▸ Stated problem
Every record below should be transcribed exactly. Omit the images.

▸ Extracted information

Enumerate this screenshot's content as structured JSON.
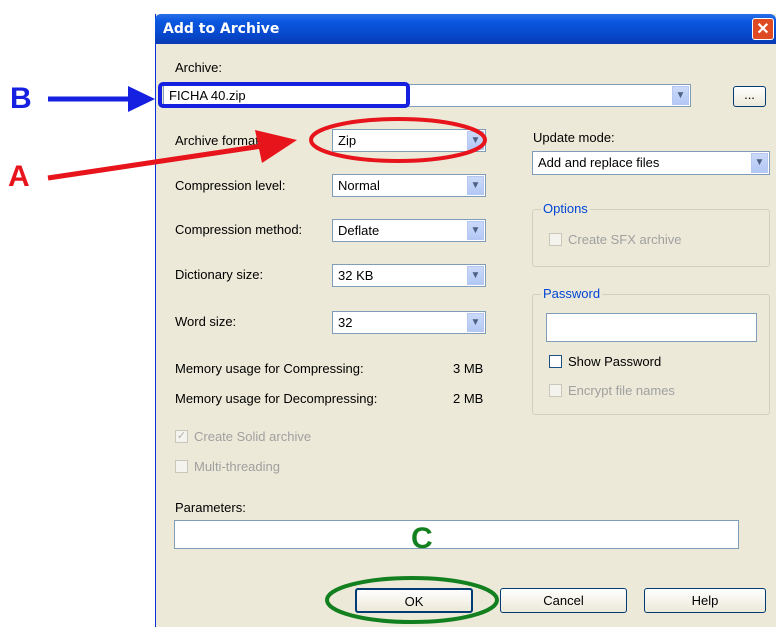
{
  "dialog": {
    "title": "Add to Archive",
    "close_symbol": "✕"
  },
  "archive": {
    "label": "Archive:",
    "value": "FICHA 40.zip",
    "browse_label": "..."
  },
  "left": {
    "archive_format": {
      "label": "Archive format:",
      "value": "Zip"
    },
    "compression_level": {
      "label": "Compression level:",
      "value": "Normal"
    },
    "compression_method": {
      "label": "Compression method:",
      "value": "Deflate"
    },
    "dictionary_size": {
      "label": "Dictionary size:",
      "value": "32 KB"
    },
    "word_size": {
      "label": "Word size:",
      "value": "32"
    },
    "memory_compress": {
      "label": "Memory usage for Compressing:",
      "value": "3 MB"
    },
    "memory_decompress": {
      "label": "Memory usage for Decompressing:",
      "value": "2 MB"
    },
    "solid_archive": {
      "label": "Create Solid archive",
      "checked": true,
      "enabled": false
    },
    "multithreading": {
      "label": "Multi-threading",
      "checked": false,
      "enabled": false
    },
    "parameters": {
      "label": "Parameters:",
      "value": ""
    }
  },
  "right": {
    "update_mode": {
      "label": "Update mode:",
      "value": "Add and replace files"
    },
    "options": {
      "title": "Options",
      "sfx_label": "Create SFX archive"
    },
    "password": {
      "title": "Password",
      "value": "",
      "show_label": "Show Password",
      "encrypt_label": "Encrypt file names"
    }
  },
  "buttons": {
    "ok": "OK",
    "cancel": "Cancel",
    "help": "Help"
  },
  "annotations": {
    "a": {
      "letter": "A",
      "color": "#e8141c"
    },
    "b": {
      "letter": "B",
      "color": "#1520e0"
    },
    "c": {
      "letter": "C",
      "color": "#13801f"
    }
  },
  "icons": {
    "dropdown": "chevron-down-icon",
    "check": "checkmark-icon"
  }
}
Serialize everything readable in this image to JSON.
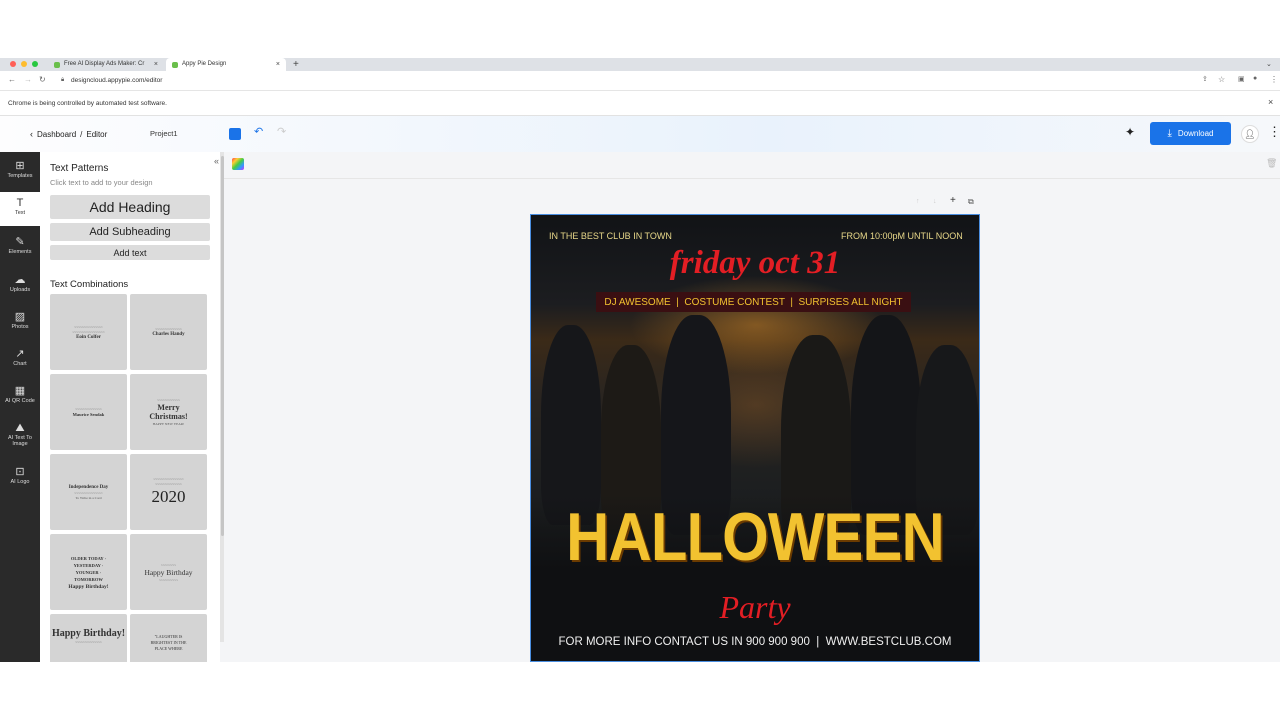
{
  "browser": {
    "tabs": [
      {
        "label": "Free AI Display Ads Maker: Cr",
        "active": false
      },
      {
        "label": "Appy Pie Design",
        "active": true
      }
    ],
    "url": "designcloud.appypie.com/editor",
    "automation_notice": "Chrome is being controlled by automated test software."
  },
  "header": {
    "breadcrumb_dashboard": "Dashboard",
    "breadcrumb_sep": "/",
    "breadcrumb_editor": "Editor",
    "project_name": "Project1",
    "download_label": "Download"
  },
  "rail": {
    "items": [
      {
        "label": "Templates",
        "icon": "templates-icon"
      },
      {
        "label": "Text",
        "icon": "text-icon"
      },
      {
        "label": "Elements",
        "icon": "elements-icon"
      },
      {
        "label": "Uploads",
        "icon": "uploads-icon"
      },
      {
        "label": "Photos",
        "icon": "photos-icon"
      },
      {
        "label": "Chart",
        "icon": "chart-icon"
      },
      {
        "label": "AI QR Code",
        "icon": "qr-code-icon"
      },
      {
        "label": "AI Text To Image",
        "icon": "ai-image-icon"
      },
      {
        "label": "AI Logo",
        "icon": "ai-logo-icon"
      }
    ],
    "active": "Text"
  },
  "panel": {
    "title": "Text Patterns",
    "subtitle": "Click text to add to your design",
    "add_heading": "Add Heading",
    "add_subheading": "Add Subheading",
    "add_text": "Add text",
    "combinations_title": "Text Combinations",
    "cards": [
      {
        "main": "Eoin Colfer"
      },
      {
        "main": "Charles Handy"
      },
      {
        "main": "Maurice Sendak"
      },
      {
        "main": "Merry Christmas!",
        "sub": "HAPPY NEW YEAR!"
      },
      {
        "main": "Independence Day",
        "sub": "To Write in a Card"
      },
      {
        "main": "2020"
      },
      {
        "main": "OLDER TODAY · YESTERDAY · YOUNGER · TOMORROW",
        "sub": "Happy Birthday!"
      },
      {
        "main": "Happy Birthday"
      },
      {
        "main": "Happy Birthday!"
      },
      {
        "main": "\"LAUGHTER IS BRIGHTEST IN THE PLACE WHERE"
      }
    ]
  },
  "flyer": {
    "top_left": "IN THE BEST CLUB IN TOWN",
    "top_right": "FROM 10:00pM UNTIL NOON",
    "date_script": "friday oct 31",
    "lineup": "DJ AWESOME  |  COSTUME CONTEST  |  SURPISES ALL NIGHT",
    "title": "HALLOWEEN",
    "subtitle_script": "Party",
    "footer": "FOR MORE INFO CONTACT US IN 900 900 900  |  WWW.BESTCLUB.COM",
    "colors": {
      "red": "#e31e24",
      "gold": "#f2c230",
      "yellow_text": "#e9d98a"
    }
  },
  "colors": {
    "accent": "#1a73e8",
    "rail": "#2a2a2a"
  }
}
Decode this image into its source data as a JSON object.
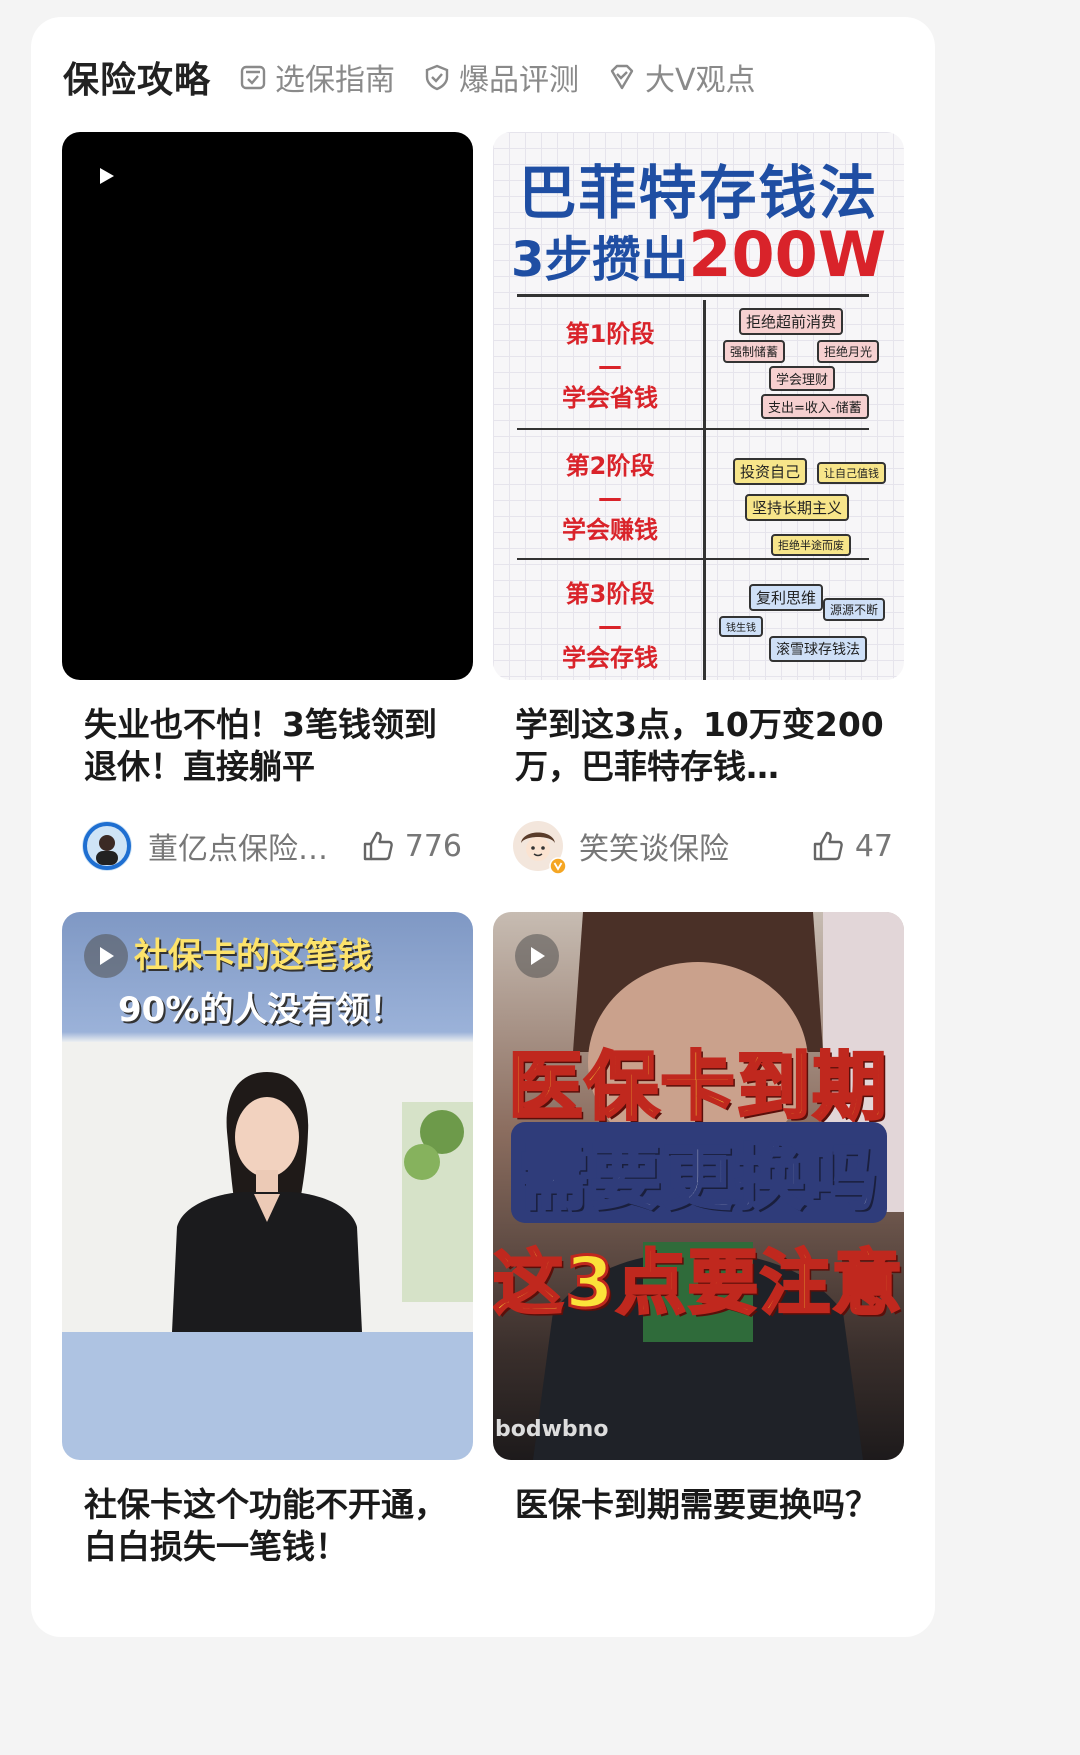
{
  "header": {
    "title": "保险攻略",
    "tabs": [
      {
        "label": "选保指南",
        "icon": "checklist-icon"
      },
      {
        "label": "爆品评测",
        "icon": "shield-check-icon"
      },
      {
        "label": "大V观点",
        "icon": "heart-check-icon"
      }
    ]
  },
  "items": [
    {
      "title": "失业也不怕！3笔钱领到退休！直接躺平",
      "author": "董亿点保险…",
      "likes": "776",
      "thumb": {
        "type": "video-black"
      }
    },
    {
      "title": "学到这3点，10万变200万，巴菲特存钱…",
      "author": "笑笑谈保险",
      "likes": "47",
      "thumb": {
        "heading1": "巴菲特存钱法",
        "heading2_prefix": "3步攒出",
        "heading2_highlight": "200W",
        "stages": [
          {
            "name": "第1阶段",
            "dash": "—",
            "goal": "学会省钱",
            "tags": [
              "拒绝超前消费",
              "强制储蓄",
              "拒绝月光",
              "学会理财",
              "支出=收入-储蓄"
            ]
          },
          {
            "name": "第2阶段",
            "dash": "—",
            "goal": "学会赚钱",
            "tags": [
              "投资自己",
              "让自己值钱",
              "坚持长期主义",
              "拒绝半途而废"
            ]
          },
          {
            "name": "第3阶段",
            "dash": "—",
            "goal": "学会存钱",
            "tags": [
              "复利思维",
              "源源不断",
              "钱生钱",
              "滚雪球存钱法"
            ]
          }
        ]
      }
    },
    {
      "title": "社保卡这个功能不开通，白白损失一笔钱！",
      "thumb": {
        "caption1": "社保卡的这笔钱",
        "caption2": "90%的人没有领！"
      }
    },
    {
      "title": "医保卡到期需要更换吗？",
      "thumb": {
        "line1": "医保卡到期",
        "line2": "需要更换吗",
        "line3": "这3点要注意",
        "brand": "bodwbno"
      }
    }
  ]
}
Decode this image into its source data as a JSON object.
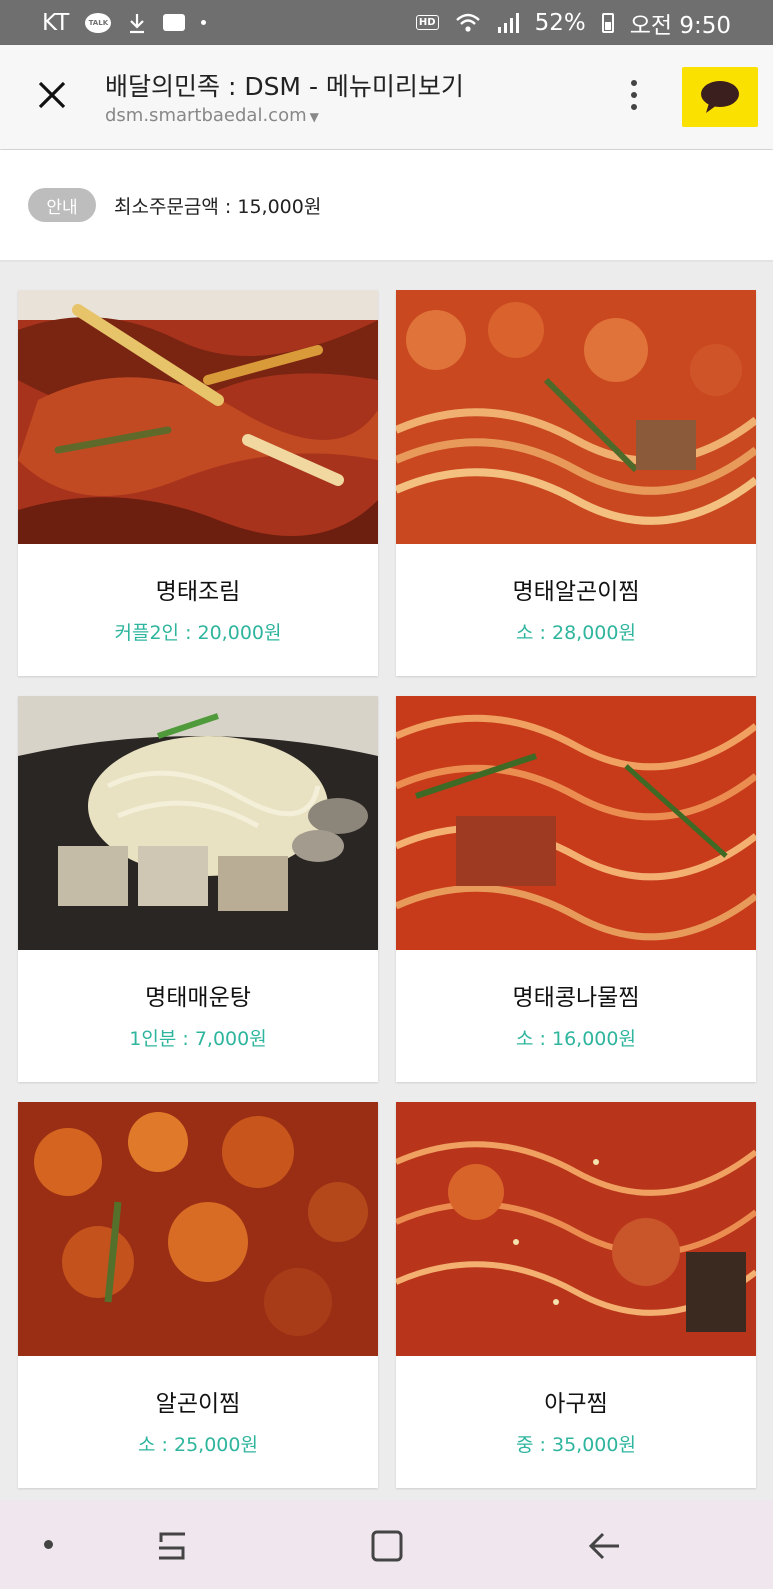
{
  "status_bar": {
    "carrier": "KT",
    "talk_label": "TALK",
    "battery": "52%",
    "time": "오전 9:50",
    "hd_label": "HD"
  },
  "browser": {
    "title": "배달의민족 : DSM - 메뉴미리보기",
    "url": "dsm.smartbaedal.com"
  },
  "notice": {
    "badge": "안내",
    "text": "최소주문금액 : 15,000원"
  },
  "menu": {
    "items": [
      {
        "name": "명태조림",
        "price": "커플2인 : 20,000원"
      },
      {
        "name": "명태알곤이찜",
        "price": "소 : 28,000원"
      },
      {
        "name": "명태매운탕",
        "price": "1인분 : 7,000원"
      },
      {
        "name": "명태콩나물찜",
        "price": "소 : 16,000원"
      },
      {
        "name": "알곤이찜",
        "price": "소 : 25,000원"
      },
      {
        "name": "아구찜",
        "price": "중 : 35,000원"
      }
    ]
  },
  "colors": {
    "price": "#2fb59e",
    "kakao": "#fae100",
    "status_bar": "#6f6f6f"
  }
}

▸ Correct result
Enumerate this screenshot's content as structured JSON.
{
  "dialog": {
    "title": "Add to Archive",
    "close_symbol": "✕"
  },
  "archive": {
    "label": "Archive:",
    "value": "FICHA 40.zip",
    "browse_label": "..."
  },
  "left": {
    "archive_format": {
      "label": "Archive format:",
      "value": "Zip"
    },
    "compression_level": {
      "label": "Compression level:",
      "value": "Normal"
    },
    "compression_method": {
      "label": "Compression method:",
      "value": "Deflate"
    },
    "dictionary_size": {
      "label": "Dictionary size:",
      "value": "32 KB"
    },
    "word_size": {
      "label": "Word size:",
      "value": "32"
    },
    "memory_compress": {
      "label": "Memory usage for Compressing:",
      "value": "3 MB"
    },
    "memory_decompress": {
      "label": "Memory usage for Decompressing:",
      "value": "2 MB"
    },
    "solid_archive": {
      "label": "Create Solid archive",
      "checked": true,
      "enabled": false
    },
    "multithreading": {
      "label": "Multi-threading",
      "checked": false,
      "enabled": false
    },
    "parameters": {
      "label": "Parameters:",
      "value": ""
    }
  },
  "right": {
    "update_mode": {
      "label": "Update mode:",
      "value": "Add and replace files"
    },
    "options": {
      "title": "Options",
      "sfx_label": "Create SFX archive"
    },
    "password": {
      "title": "Password",
      "value": "",
      "show_label": "Show Password",
      "encrypt_label": "Encrypt file names"
    }
  },
  "buttons": {
    "ok": "OK",
    "cancel": "Cancel",
    "help": "Help"
  },
  "annotations": {
    "a": {
      "letter": "A",
      "color": "#e8141c"
    },
    "b": {
      "letter": "B",
      "color": "#1520e0"
    },
    "c": {
      "letter": "C",
      "color": "#13801f"
    }
  },
  "icons": {
    "dropdown": "chevron-down-icon",
    "check": "checkmark-icon"
  }
}
Serialize everything readable in this image to JSON.
{
  "browser": {
    "tabs": [
      {
        "label": "Free AI Display Ads Maker: Cr",
        "active": false
      },
      {
        "label": "Appy Pie Design",
        "active": true
      }
    ],
    "url": "designcloud.appypie.com/editor",
    "automation_notice": "Chrome is being controlled by automated test software."
  },
  "header": {
    "breadcrumb_dashboard": "Dashboard",
    "breadcrumb_sep": "/",
    "breadcrumb_editor": "Editor",
    "project_name": "Project1",
    "download_label": "Download"
  },
  "rail": {
    "items": [
      {
        "label": "Templates",
        "icon": "templates-icon"
      },
      {
        "label": "Text",
        "icon": "text-icon"
      },
      {
        "label": "Elements",
        "icon": "elements-icon"
      },
      {
        "label": "Uploads",
        "icon": "uploads-icon"
      },
      {
        "label": "Photos",
        "icon": "photos-icon"
      },
      {
        "label": "Chart",
        "icon": "chart-icon"
      },
      {
        "label": "AI QR Code",
        "icon": "qr-code-icon"
      },
      {
        "label": "AI Text To Image",
        "icon": "ai-image-icon"
      },
      {
        "label": "AI Logo",
        "icon": "ai-logo-icon"
      }
    ],
    "active": "Text"
  },
  "panel": {
    "title": "Text Patterns",
    "subtitle": "Click text to add to your design",
    "add_heading": "Add Heading",
    "add_subheading": "Add Subheading",
    "add_text": "Add text",
    "combinations_title": "Text Combinations",
    "cards": [
      {
        "main": "Eoin Colfer"
      },
      {
        "main": "Charles Handy"
      },
      {
        "main": "Maurice Sendak"
      },
      {
        "main": "Merry Christmas!",
        "sub": "HAPPY NEW YEAR!"
      },
      {
        "main": "Independence Day",
        "sub": "To Write in a Card"
      },
      {
        "main": "2020"
      },
      {
        "main": "OLDER TODAY · YESTERDAY · YOUNGER · TOMORROW",
        "sub": "Happy Birthday!"
      },
      {
        "main": "Happy Birthday"
      },
      {
        "main": "Happy Birthday!"
      },
      {
        "main": "\"LAUGHTER IS BRIGHTEST IN THE PLACE WHERE"
      }
    ]
  },
  "flyer": {
    "top_left": "IN THE BEST CLUB IN TOWN",
    "top_right": "FROM 10:00pM UNTIL NOON",
    "date_script": "friday oct 31",
    "lineup": "DJ AWESOME  |  COSTUME CONTEST  |  SURPISES ALL NIGHT",
    "title": "HALLOWEEN",
    "subtitle_script": "Party",
    "footer": "FOR MORE INFO CONTACT US IN 900 900 900  |  WWW.BESTCLUB.COM",
    "colors": {
      "red": "#e31e24",
      "gold": "#f2c230",
      "yellow_text": "#e9d98a"
    }
  },
  "colors": {
    "accent": "#1a73e8",
    "rail": "#2a2a2a"
  }
}
Decode this image into its source data as a JSON object.
{
  "header": {
    "title": "保险攻略",
    "tabs": [
      {
        "label": "选保指南",
        "icon": "checklist-icon"
      },
      {
        "label": "爆品评测",
        "icon": "shield-check-icon"
      },
      {
        "label": "大V观点",
        "icon": "heart-check-icon"
      }
    ]
  },
  "items": [
    {
      "title": "失业也不怕！3笔钱领到退休！直接躺平",
      "author": "董亿点保险…",
      "likes": "776",
      "thumb": {
        "type": "video-black"
      }
    },
    {
      "title": "学到这3点，10万变200万，巴菲特存钱…",
      "author": "笑笑谈保险",
      "likes": "47",
      "thumb": {
        "heading1": "巴菲特存钱法",
        "heading2_prefix": "3步攒出",
        "heading2_highlight": "200W",
        "stages": [
          {
            "name": "第1阶段",
            "dash": "—",
            "goal": "学会省钱",
            "tags": [
              "拒绝超前消费",
              "强制储蓄",
              "拒绝月光",
              "学会理财",
              "支出=收入-储蓄"
            ]
          },
          {
            "name": "第2阶段",
            "dash": "—",
            "goal": "学会赚钱",
            "tags": [
              "投资自己",
              "让自己值钱",
              "坚持长期主义",
              "拒绝半途而废"
            ]
          },
          {
            "name": "第3阶段",
            "dash": "—",
            "goal": "学会存钱",
            "tags": [
              "复利思维",
              "源源不断",
              "钱生钱",
              "滚雪球存钱法"
            ]
          }
        ]
      }
    },
    {
      "title": "社保卡这个功能不开通，白白损失一笔钱！",
      "thumb": {
        "caption1": "社保卡的这笔钱",
        "caption2": "90%的人没有领！"
      }
    },
    {
      "title": "医保卡到期需要更换吗？",
      "thumb": {
        "line1": "医保卡到期",
        "line2": "需要更换吗",
        "line3": "这3点要注意",
        "brand": "bodwbno"
      }
    }
  ]
}
Decode this image into its source data as a JSON object.
{
  "status_bar": {
    "carrier": "KT",
    "talk_label": "TALK",
    "battery": "52%",
    "time": "오전 9:50",
    "hd_label": "HD"
  },
  "browser": {
    "title": "배달의민족 : DSM - 메뉴미리보기",
    "url": "dsm.smartbaedal.com"
  },
  "notice": {
    "badge": "안내",
    "text": "최소주문금액 : 15,000원"
  },
  "menu": {
    "items": [
      {
        "name": "명태조림",
        "price": "커플2인 : 20,000원"
      },
      {
        "name": "명태알곤이찜",
        "price": "소 : 28,000원"
      },
      {
        "name": "명태매운탕",
        "price": "1인분 : 7,000원"
      },
      {
        "name": "명태콩나물찜",
        "price": "소 : 16,000원"
      },
      {
        "name": "알곤이찜",
        "price": "소 : 25,000원"
      },
      {
        "name": "아구찜",
        "price": "중 : 35,000원"
      }
    ]
  },
  "colors": {
    "price": "#2fb59e",
    "kakao": "#fae100",
    "status_bar": "#6f6f6f"
  }
}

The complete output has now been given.